%%
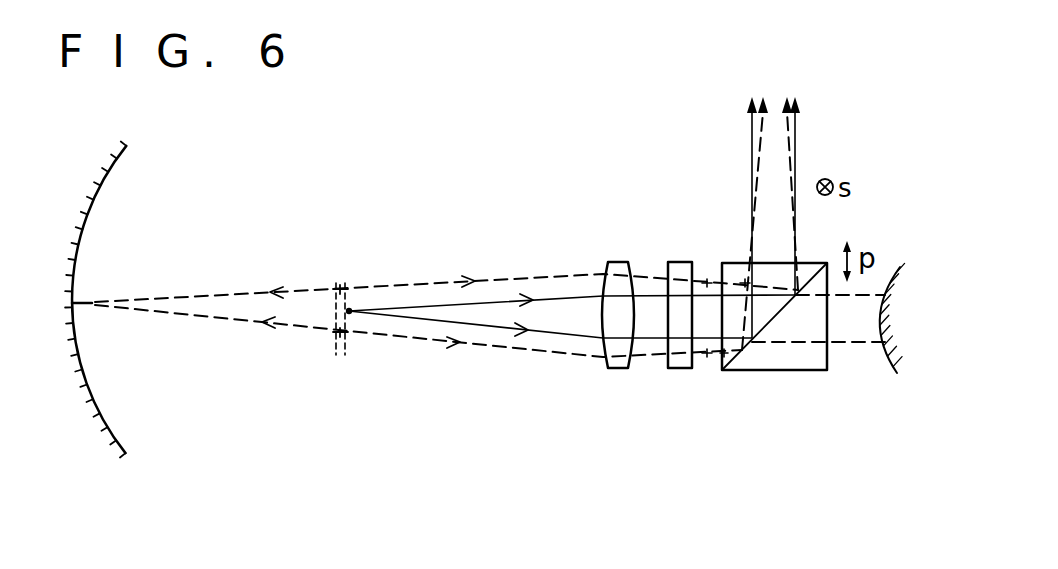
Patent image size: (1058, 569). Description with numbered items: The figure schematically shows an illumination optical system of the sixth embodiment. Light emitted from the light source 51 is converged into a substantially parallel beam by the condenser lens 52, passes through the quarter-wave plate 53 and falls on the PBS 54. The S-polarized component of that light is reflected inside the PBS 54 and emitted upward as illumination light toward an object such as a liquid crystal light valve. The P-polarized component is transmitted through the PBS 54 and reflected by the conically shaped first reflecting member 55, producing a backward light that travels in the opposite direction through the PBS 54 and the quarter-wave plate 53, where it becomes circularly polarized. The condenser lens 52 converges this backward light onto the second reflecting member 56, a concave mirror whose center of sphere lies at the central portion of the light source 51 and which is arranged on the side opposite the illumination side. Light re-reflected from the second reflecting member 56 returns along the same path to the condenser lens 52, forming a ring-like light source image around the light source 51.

The light source 51 is at (349, 312).
The condenser lens 52 is at (610, 370).
The quarter-wave plate 53 is at (680, 370).
The PBS 54 is at (760, 372).
The first reflecting member 55 is at (887, 366).
The second reflecting member 56 is at (98, 200).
%%
### TASK STATEMENT:
Copy out every entry above word for word, omitting the pictures.

### WRITTEN SOLUTION:
Patent image size: (1058, 569). Description with numbered items: The figure schematically shows an illumination optical system of the sixth embodiment. Light emitted from the light source 51 is converged into a substantially parallel beam by the condenser lens 52, passes through the quarter-wave plate 53 and falls on the PBS 54. The S-polarized component of that light is reflected inside the PBS 54 and emitted upward as illumination light toward an object such as a liquid crystal light valve. The P-polarized component is transmitted through the PBS 54 and reflected by the conically shaped first reflecting member 55, producing a backward light that travels in the opposite direction through the PBS 54 and the quarter-wave plate 53, where it becomes circularly polarized. The condenser lens 52 converges this backward light onto the second reflecting member 56, a concave mirror whose center of sphere lies at the central portion of the light source 51 and which is arranged on the side opposite the illumination side. Light re-reflected from the second reflecting member 56 returns along the same path to the condenser lens 52, forming a ring-like light source image around the light source 51.

The light source 51 is at (349, 312).
The condenser lens 52 is at (610, 370).
The quarter-wave plate 53 is at (680, 370).
The PBS 54 is at (760, 372).
The first reflecting member 55 is at (887, 366).
The second reflecting member 56 is at (98, 200).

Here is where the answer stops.